• TO BE DONE
Using the data below, gather each line that includes the word "Muzeum".

## begin

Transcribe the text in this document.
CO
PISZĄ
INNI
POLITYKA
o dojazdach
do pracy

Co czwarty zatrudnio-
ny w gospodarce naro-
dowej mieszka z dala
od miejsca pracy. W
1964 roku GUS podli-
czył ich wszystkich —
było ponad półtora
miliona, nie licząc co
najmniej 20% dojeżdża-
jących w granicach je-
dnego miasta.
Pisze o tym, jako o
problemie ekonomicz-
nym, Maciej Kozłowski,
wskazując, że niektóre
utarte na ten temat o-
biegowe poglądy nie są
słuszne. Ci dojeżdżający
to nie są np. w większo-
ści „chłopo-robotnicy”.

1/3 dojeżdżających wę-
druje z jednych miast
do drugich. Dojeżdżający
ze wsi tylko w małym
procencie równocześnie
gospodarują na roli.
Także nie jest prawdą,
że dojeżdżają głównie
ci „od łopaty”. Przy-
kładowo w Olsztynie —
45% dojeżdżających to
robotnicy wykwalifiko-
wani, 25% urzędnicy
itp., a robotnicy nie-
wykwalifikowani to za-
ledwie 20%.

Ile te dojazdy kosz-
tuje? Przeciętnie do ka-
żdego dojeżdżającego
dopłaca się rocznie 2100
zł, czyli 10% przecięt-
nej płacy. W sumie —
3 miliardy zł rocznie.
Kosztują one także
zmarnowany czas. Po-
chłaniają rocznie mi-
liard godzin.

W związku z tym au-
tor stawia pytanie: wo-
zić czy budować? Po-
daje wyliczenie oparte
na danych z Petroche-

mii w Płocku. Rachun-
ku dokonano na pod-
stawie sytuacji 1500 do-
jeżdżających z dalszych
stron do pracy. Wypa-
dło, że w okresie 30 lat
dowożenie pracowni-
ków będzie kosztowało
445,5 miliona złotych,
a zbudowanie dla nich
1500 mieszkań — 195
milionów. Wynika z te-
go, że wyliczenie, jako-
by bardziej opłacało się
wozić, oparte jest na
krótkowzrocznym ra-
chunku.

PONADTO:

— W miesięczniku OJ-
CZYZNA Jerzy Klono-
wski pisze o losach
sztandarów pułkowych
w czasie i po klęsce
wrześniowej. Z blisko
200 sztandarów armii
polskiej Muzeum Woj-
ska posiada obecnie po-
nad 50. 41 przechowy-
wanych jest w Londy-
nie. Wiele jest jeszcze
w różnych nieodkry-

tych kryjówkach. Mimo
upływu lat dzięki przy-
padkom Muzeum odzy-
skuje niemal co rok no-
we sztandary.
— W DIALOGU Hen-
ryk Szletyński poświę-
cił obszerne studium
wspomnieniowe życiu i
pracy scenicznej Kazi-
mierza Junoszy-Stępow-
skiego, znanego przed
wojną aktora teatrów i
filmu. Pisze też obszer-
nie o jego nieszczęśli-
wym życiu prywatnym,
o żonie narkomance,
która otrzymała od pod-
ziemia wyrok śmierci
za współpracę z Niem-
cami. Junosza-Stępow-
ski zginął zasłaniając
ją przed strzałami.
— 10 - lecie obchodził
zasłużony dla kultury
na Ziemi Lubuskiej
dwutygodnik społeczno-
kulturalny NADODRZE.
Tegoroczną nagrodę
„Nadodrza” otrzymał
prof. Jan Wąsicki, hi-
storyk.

## end

• CORRECT RESPONSE
polskiej Muzeum Woj-
padkom Muzeum odzy-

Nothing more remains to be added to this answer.